→ **PROBLEM TO SOLVE**:
Locate each line with the string "this" in the listing below and copy it.

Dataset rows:
+-------+

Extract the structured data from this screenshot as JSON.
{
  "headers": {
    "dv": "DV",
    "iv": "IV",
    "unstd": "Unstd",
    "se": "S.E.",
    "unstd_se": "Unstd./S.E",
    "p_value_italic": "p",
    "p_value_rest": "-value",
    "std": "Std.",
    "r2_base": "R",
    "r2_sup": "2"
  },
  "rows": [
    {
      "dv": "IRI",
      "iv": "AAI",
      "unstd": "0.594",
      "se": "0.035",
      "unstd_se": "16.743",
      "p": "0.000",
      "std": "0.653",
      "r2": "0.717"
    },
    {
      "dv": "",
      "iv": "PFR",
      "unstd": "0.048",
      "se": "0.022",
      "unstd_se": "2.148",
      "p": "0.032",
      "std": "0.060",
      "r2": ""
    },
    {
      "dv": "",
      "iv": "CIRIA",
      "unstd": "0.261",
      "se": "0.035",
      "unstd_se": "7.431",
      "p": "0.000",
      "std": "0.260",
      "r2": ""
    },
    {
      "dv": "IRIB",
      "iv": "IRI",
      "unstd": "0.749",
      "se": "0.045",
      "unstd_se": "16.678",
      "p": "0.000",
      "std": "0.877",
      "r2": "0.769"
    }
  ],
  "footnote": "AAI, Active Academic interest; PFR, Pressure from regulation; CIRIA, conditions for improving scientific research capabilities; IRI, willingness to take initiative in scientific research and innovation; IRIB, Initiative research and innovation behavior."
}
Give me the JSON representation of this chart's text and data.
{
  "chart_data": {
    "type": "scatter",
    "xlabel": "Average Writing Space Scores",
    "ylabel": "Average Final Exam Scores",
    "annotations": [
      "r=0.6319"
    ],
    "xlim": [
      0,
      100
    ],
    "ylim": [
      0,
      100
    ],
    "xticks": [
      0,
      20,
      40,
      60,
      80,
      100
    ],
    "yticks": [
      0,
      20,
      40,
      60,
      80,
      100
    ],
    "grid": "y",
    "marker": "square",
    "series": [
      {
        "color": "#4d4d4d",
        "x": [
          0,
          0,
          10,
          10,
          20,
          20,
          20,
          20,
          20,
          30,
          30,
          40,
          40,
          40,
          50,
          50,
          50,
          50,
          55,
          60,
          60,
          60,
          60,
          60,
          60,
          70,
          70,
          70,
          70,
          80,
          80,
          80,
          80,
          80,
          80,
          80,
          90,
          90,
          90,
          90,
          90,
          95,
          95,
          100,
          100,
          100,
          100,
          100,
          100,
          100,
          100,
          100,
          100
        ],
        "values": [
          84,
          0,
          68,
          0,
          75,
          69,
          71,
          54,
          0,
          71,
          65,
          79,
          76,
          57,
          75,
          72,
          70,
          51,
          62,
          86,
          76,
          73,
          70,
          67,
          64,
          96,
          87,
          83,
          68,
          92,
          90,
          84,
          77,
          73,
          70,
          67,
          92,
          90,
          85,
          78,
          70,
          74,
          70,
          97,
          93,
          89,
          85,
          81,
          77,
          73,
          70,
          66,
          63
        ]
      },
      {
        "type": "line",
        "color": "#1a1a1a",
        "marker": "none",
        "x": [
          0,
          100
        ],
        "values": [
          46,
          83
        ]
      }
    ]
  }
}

+-------+

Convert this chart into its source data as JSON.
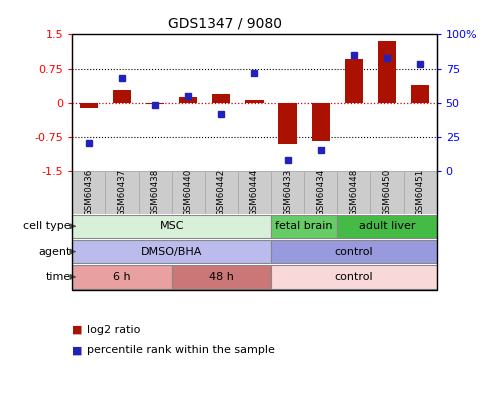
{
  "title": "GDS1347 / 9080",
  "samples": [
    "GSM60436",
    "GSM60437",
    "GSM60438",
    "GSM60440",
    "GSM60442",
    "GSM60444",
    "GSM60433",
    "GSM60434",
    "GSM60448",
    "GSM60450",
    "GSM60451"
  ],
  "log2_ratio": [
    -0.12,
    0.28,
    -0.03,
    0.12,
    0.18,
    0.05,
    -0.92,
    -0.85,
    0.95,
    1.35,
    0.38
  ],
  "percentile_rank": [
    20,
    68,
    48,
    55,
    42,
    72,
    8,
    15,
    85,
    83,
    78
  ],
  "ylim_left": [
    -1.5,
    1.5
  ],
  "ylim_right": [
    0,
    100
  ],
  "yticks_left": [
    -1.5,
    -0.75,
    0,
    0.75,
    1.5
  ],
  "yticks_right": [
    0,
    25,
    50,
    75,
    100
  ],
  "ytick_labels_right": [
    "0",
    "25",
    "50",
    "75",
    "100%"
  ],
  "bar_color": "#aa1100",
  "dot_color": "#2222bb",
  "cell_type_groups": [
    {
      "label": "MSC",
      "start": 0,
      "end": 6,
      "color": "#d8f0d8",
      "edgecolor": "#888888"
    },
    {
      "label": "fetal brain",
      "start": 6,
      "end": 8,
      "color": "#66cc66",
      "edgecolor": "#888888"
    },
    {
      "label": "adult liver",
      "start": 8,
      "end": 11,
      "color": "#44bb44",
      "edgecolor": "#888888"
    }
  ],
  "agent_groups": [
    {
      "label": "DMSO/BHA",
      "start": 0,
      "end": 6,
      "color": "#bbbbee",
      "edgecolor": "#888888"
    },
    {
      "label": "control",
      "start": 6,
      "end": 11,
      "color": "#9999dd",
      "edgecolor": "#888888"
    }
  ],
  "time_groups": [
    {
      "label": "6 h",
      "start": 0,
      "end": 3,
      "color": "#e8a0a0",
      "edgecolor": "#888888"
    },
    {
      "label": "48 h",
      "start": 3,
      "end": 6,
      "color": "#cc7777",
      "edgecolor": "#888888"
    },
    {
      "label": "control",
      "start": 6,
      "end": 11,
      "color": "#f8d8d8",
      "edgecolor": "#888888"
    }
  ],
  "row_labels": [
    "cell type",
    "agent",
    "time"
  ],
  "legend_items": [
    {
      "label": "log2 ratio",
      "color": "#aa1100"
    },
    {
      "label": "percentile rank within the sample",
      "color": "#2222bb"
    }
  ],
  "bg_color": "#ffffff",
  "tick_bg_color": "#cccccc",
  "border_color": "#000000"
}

+-------+

→ **WRITTEN SOLUTION**:
Extract the structured data from this screenshot as JSON.
Give me the JSON representation of this chart's text and data.
Convert this chart into its source data as JSON.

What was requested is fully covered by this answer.